**** Task material

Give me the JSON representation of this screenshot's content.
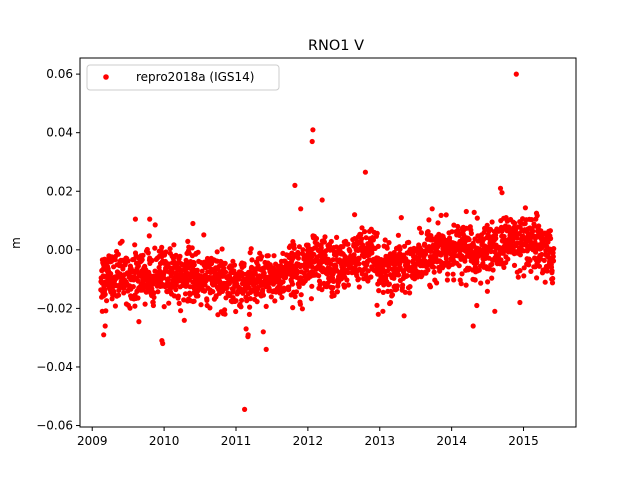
{
  "chart_data": {
    "type": "scatter",
    "title": "RNO1 V",
    "xlabel": "",
    "ylabel": "m",
    "xlim": [
      2008.83,
      2015.73
    ],
    "ylim": [
      -0.0605,
      0.0655
    ],
    "xticks": [
      2009,
      2010,
      2011,
      2012,
      2013,
      2014,
      2015
    ],
    "xtick_labels": [
      "2009",
      "2010",
      "2011",
      "2012",
      "2013",
      "2014",
      "2015"
    ],
    "yticks": [
      -0.06,
      -0.04,
      -0.02,
      0.0,
      0.02,
      0.04,
      0.06
    ],
    "ytick_labels": [
      "−0.06",
      "−0.04",
      "−0.02",
      "0.00",
      "0.02",
      "0.04",
      "0.06"
    ],
    "grid": false,
    "legend": {
      "position": "top-left",
      "entries": [
        "repro2018a (IGS14)"
      ]
    },
    "series": [
      {
        "name": "repro2018a (IGS14)",
        "color": "#ff0000",
        "marker": "circle",
        "x_range": [
          2009.12,
          2015.42
        ],
        "trend_points": [
          [
            2009.12,
            -0.009
          ],
          [
            2009.5,
            -0.009
          ],
          [
            2010.0,
            -0.0085
          ],
          [
            2010.5,
            -0.0095
          ],
          [
            2011.0,
            -0.011
          ],
          [
            2011.3,
            -0.012
          ],
          [
            2011.6,
            -0.009
          ],
          [
            2012.0,
            -0.004
          ],
          [
            2012.3,
            -0.006
          ],
          [
            2012.6,
            -0.004
          ],
          [
            2012.85,
            -0.001
          ],
          [
            2013.0,
            -0.007
          ],
          [
            2013.3,
            -0.006
          ],
          [
            2013.7,
            -0.002
          ],
          [
            2014.0,
            0.001
          ],
          [
            2014.4,
            -0.001
          ],
          [
            2014.8,
            0.003
          ],
          [
            2015.1,
            0.001
          ],
          [
            2015.42,
            -0.003
          ]
        ],
        "scatter_amplitude": 0.0045,
        "outliers": [
          [
            2014.9,
            0.06
          ],
          [
            2012.07,
            0.041
          ],
          [
            2012.06,
            0.037
          ],
          [
            2011.82,
            0.022
          ],
          [
            2012.8,
            0.0265
          ],
          [
            2014.68,
            0.021
          ],
          [
            2012.2,
            0.017
          ],
          [
            2009.18,
            -0.026
          ],
          [
            2009.16,
            -0.029
          ],
          [
            2009.14,
            -0.021
          ],
          [
            2009.98,
            -0.032
          ],
          [
            2009.97,
            -0.031
          ],
          [
            2011.14,
            -0.027
          ],
          [
            2011.17,
            -0.029
          ],
          [
            2011.12,
            -0.0545
          ],
          [
            2011.42,
            -0.034
          ],
          [
            2011.38,
            -0.028
          ],
          [
            2014.3,
            -0.026
          ],
          [
            2014.6,
            -0.021
          ],
          [
            2014.35,
            -0.019
          ],
          [
            2014.95,
            -0.018
          ],
          [
            2012.98,
            -0.022
          ],
          [
            2009.6,
            0.0105
          ],
          [
            2009.8,
            0.0105
          ],
          [
            2010.4,
            0.009
          ],
          [
            2011.9,
            0.014
          ],
          [
            2012.65,
            0.012
          ],
          [
            2013.3,
            0.011
          ],
          [
            2013.73,
            0.014
          ],
          [
            2014.7,
            0.0195
          ],
          [
            2015.18,
            0.0125
          ],
          [
            2009.65,
            -0.0245
          ],
          [
            2012.5,
            -0.012
          ],
          [
            2013.15,
            -0.018
          ],
          [
            2010.6,
            -0.019
          ]
        ]
      }
    ]
  }
}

********

__What to do__.
Your task is to repeat the material above exactly, without its pictures.

__Task solution__.
Give me the JSON representation of this screenshot's content.
{
  "chart_data": {
    "type": "scatter",
    "title": "RNO1 V",
    "xlabel": "",
    "ylabel": "m",
    "xlim": [
      2008.83,
      2015.73
    ],
    "ylim": [
      -0.0605,
      0.0655
    ],
    "xticks": [
      2009,
      2010,
      2011,
      2012,
      2013,
      2014,
      2015
    ],
    "xtick_labels": [
      "2009",
      "2010",
      "2011",
      "2012",
      "2013",
      "2014",
      "2015"
    ],
    "yticks": [
      -0.06,
      -0.04,
      -0.02,
      0.0,
      0.02,
      0.04,
      0.06
    ],
    "ytick_labels": [
      "−0.06",
      "−0.04",
      "−0.02",
      "0.00",
      "0.02",
      "0.04",
      "0.06"
    ],
    "grid": false,
    "legend": {
      "position": "top-left",
      "entries": [
        "repro2018a (IGS14)"
      ]
    },
    "series": [
      {
        "name": "repro2018a (IGS14)",
        "color": "#ff0000",
        "marker": "circle",
        "x_range": [
          2009.12,
          2015.42
        ],
        "trend_points": [
          [
            2009.12,
            -0.009
          ],
          [
            2009.5,
            -0.009
          ],
          [
            2010.0,
            -0.0085
          ],
          [
            2010.5,
            -0.0095
          ],
          [
            2011.0,
            -0.011
          ],
          [
            2011.3,
            -0.012
          ],
          [
            2011.6,
            -0.009
          ],
          [
            2012.0,
            -0.004
          ],
          [
            2012.3,
            -0.006
          ],
          [
            2012.6,
            -0.004
          ],
          [
            2012.85,
            -0.001
          ],
          [
            2013.0,
            -0.007
          ],
          [
            2013.3,
            -0.006
          ],
          [
            2013.7,
            -0.002
          ],
          [
            2014.0,
            0.001
          ],
          [
            2014.4,
            -0.001
          ],
          [
            2014.8,
            0.003
          ],
          [
            2015.1,
            0.001
          ],
          [
            2015.42,
            -0.003
          ]
        ],
        "scatter_amplitude": 0.0045,
        "outliers": [
          [
            2014.9,
            0.06
          ],
          [
            2012.07,
            0.041
          ],
          [
            2012.06,
            0.037
          ],
          [
            2011.82,
            0.022
          ],
          [
            2012.8,
            0.0265
          ],
          [
            2014.68,
            0.021
          ],
          [
            2012.2,
            0.017
          ],
          [
            2009.18,
            -0.026
          ],
          [
            2009.16,
            -0.029
          ],
          [
            2009.14,
            -0.021
          ],
          [
            2009.98,
            -0.032
          ],
          [
            2009.97,
            -0.031
          ],
          [
            2011.14,
            -0.027
          ],
          [
            2011.17,
            -0.029
          ],
          [
            2011.12,
            -0.0545
          ],
          [
            2011.42,
            -0.034
          ],
          [
            2011.38,
            -0.028
          ],
          [
            2014.3,
            -0.026
          ],
          [
            2014.6,
            -0.021
          ],
          [
            2014.35,
            -0.019
          ],
          [
            2014.95,
            -0.018
          ],
          [
            2012.98,
            -0.022
          ],
          [
            2009.6,
            0.0105
          ],
          [
            2009.8,
            0.0105
          ],
          [
            2010.4,
            0.009
          ],
          [
            2011.9,
            0.014
          ],
          [
            2012.65,
            0.012
          ],
          [
            2013.3,
            0.011
          ],
          [
            2013.73,
            0.014
          ],
          [
            2014.7,
            0.0195
          ],
          [
            2015.18,
            0.0125
          ],
          [
            2009.65,
            -0.0245
          ],
          [
            2012.5,
            -0.012
          ],
          [
            2013.15,
            -0.018
          ],
          [
            2010.6,
            -0.019
          ]
        ]
      }
    ]
  }
}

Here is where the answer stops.